Objective:
Copy every line of the entries that includes the word "category".

Provided entries:

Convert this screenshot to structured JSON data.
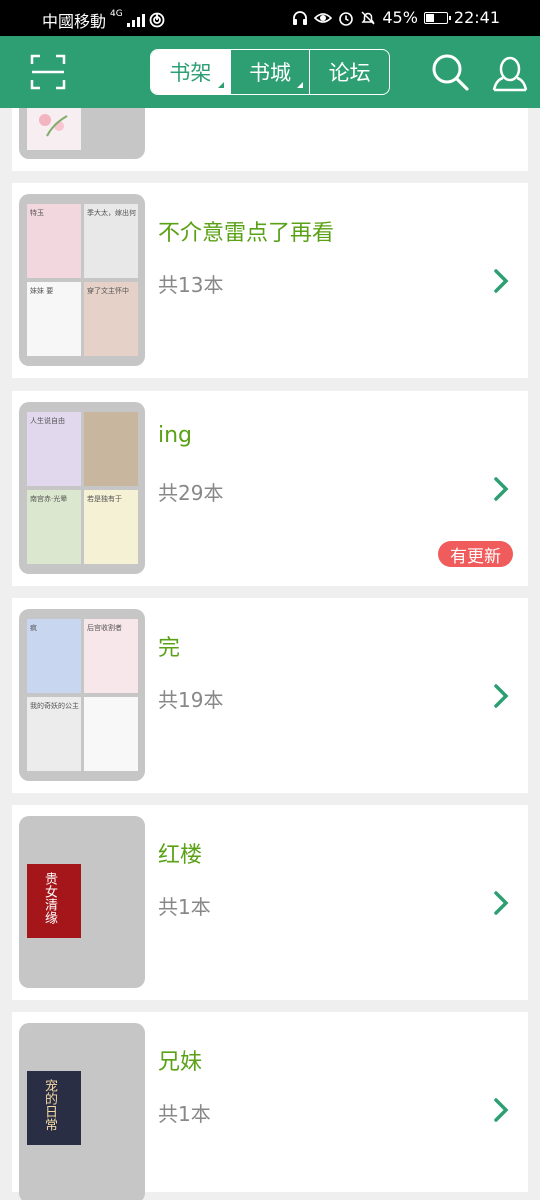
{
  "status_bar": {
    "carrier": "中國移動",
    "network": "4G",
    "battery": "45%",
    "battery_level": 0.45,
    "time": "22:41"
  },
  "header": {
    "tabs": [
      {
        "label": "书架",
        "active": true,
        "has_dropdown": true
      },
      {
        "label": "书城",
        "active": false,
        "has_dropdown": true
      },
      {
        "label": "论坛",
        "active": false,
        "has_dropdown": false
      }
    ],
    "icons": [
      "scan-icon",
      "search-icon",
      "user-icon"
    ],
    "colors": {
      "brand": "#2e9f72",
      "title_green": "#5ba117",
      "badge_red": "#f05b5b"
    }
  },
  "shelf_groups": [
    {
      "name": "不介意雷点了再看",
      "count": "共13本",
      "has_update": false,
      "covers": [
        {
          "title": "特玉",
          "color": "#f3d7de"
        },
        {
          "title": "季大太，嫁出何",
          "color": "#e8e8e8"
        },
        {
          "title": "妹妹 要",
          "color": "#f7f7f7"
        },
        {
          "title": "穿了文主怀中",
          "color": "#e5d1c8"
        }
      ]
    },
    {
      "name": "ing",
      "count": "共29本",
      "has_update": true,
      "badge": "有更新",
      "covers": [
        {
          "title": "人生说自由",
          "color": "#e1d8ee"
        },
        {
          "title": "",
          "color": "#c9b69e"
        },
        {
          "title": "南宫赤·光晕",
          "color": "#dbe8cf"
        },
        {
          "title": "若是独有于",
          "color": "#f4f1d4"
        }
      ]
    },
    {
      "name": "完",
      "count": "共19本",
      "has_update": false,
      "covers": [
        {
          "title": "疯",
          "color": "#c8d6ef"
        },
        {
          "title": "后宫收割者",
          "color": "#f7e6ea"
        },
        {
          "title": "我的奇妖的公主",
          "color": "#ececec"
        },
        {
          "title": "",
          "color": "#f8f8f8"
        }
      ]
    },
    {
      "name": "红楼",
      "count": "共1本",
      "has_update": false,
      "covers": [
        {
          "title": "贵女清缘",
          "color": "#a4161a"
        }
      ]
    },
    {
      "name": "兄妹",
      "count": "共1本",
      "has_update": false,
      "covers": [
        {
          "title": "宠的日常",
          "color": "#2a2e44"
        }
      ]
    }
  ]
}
...
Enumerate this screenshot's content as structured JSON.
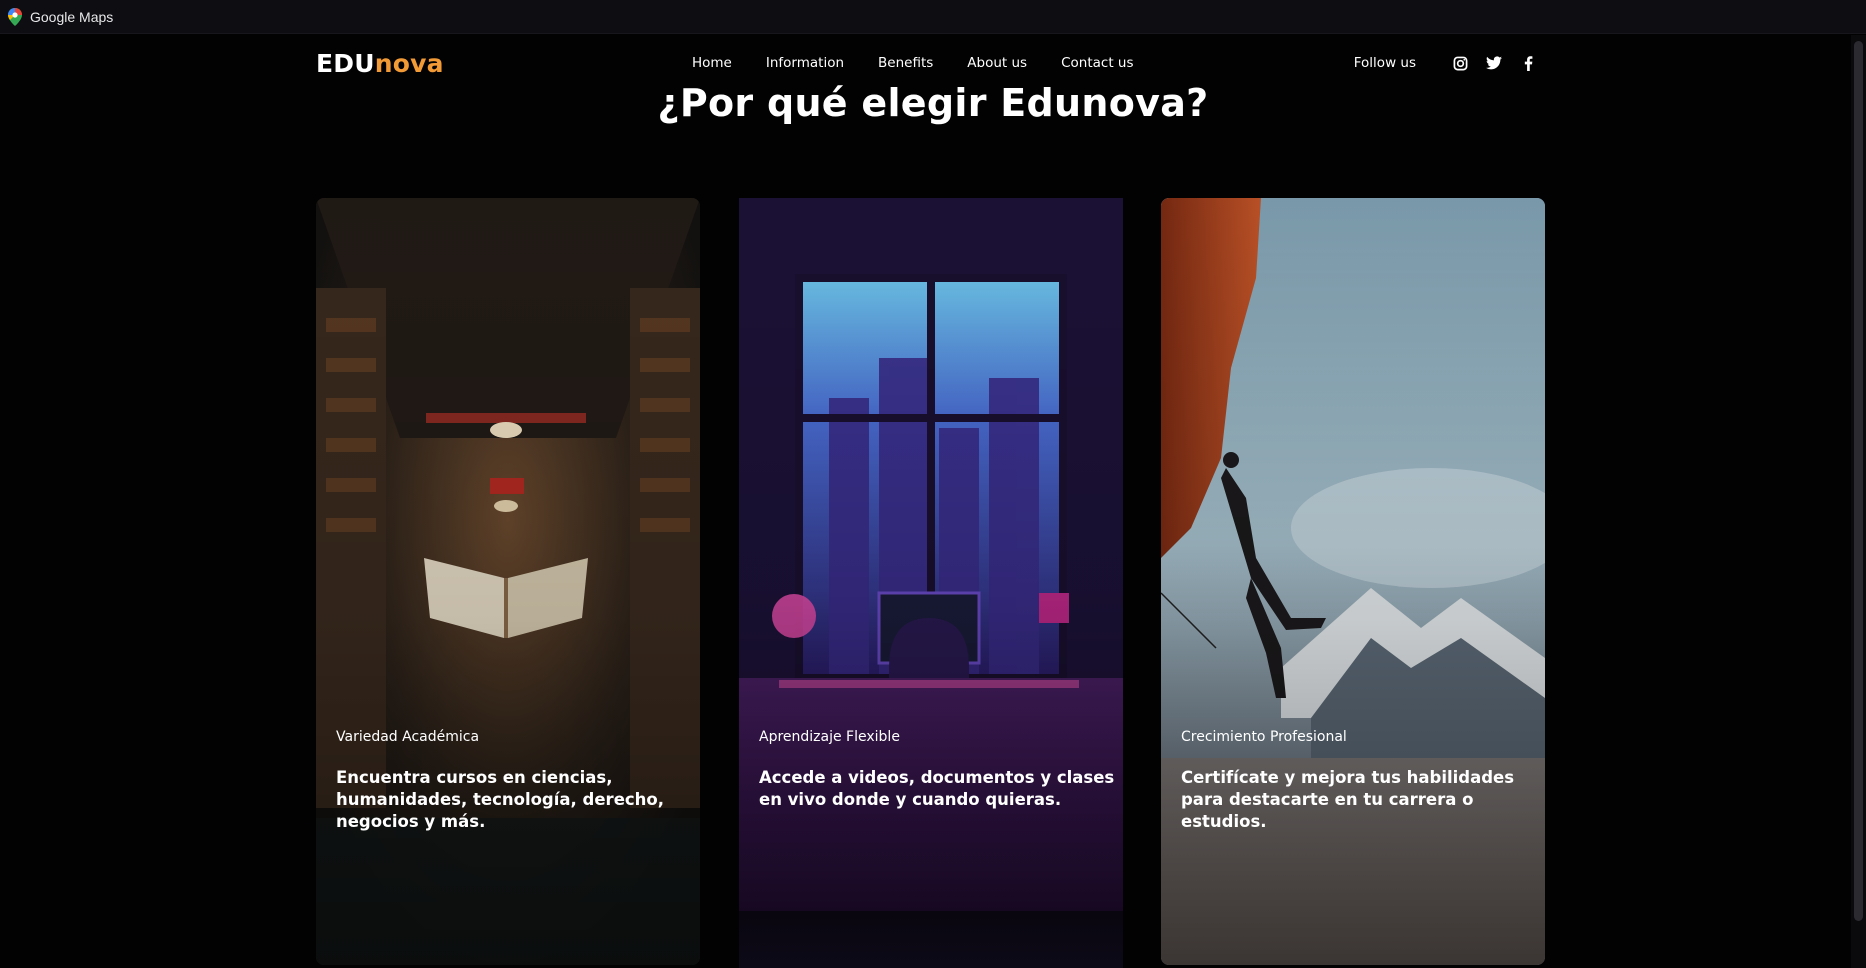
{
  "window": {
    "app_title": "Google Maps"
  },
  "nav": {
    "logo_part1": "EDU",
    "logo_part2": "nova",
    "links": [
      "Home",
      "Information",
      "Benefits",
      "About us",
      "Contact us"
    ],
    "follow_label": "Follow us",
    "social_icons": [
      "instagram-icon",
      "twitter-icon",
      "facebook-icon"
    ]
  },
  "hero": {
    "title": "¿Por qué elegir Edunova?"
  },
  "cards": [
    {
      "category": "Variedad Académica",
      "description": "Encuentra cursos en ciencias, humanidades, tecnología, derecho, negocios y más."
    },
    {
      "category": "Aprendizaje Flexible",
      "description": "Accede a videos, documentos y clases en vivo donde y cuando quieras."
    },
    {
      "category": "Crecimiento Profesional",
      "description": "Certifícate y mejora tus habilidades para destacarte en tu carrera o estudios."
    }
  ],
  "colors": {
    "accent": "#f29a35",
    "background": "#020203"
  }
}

Response for this exercise:
      "category": "Variedad Académica",
      "category": "Aprendizaje Flexible",
      "category": "Crecimiento Profesional",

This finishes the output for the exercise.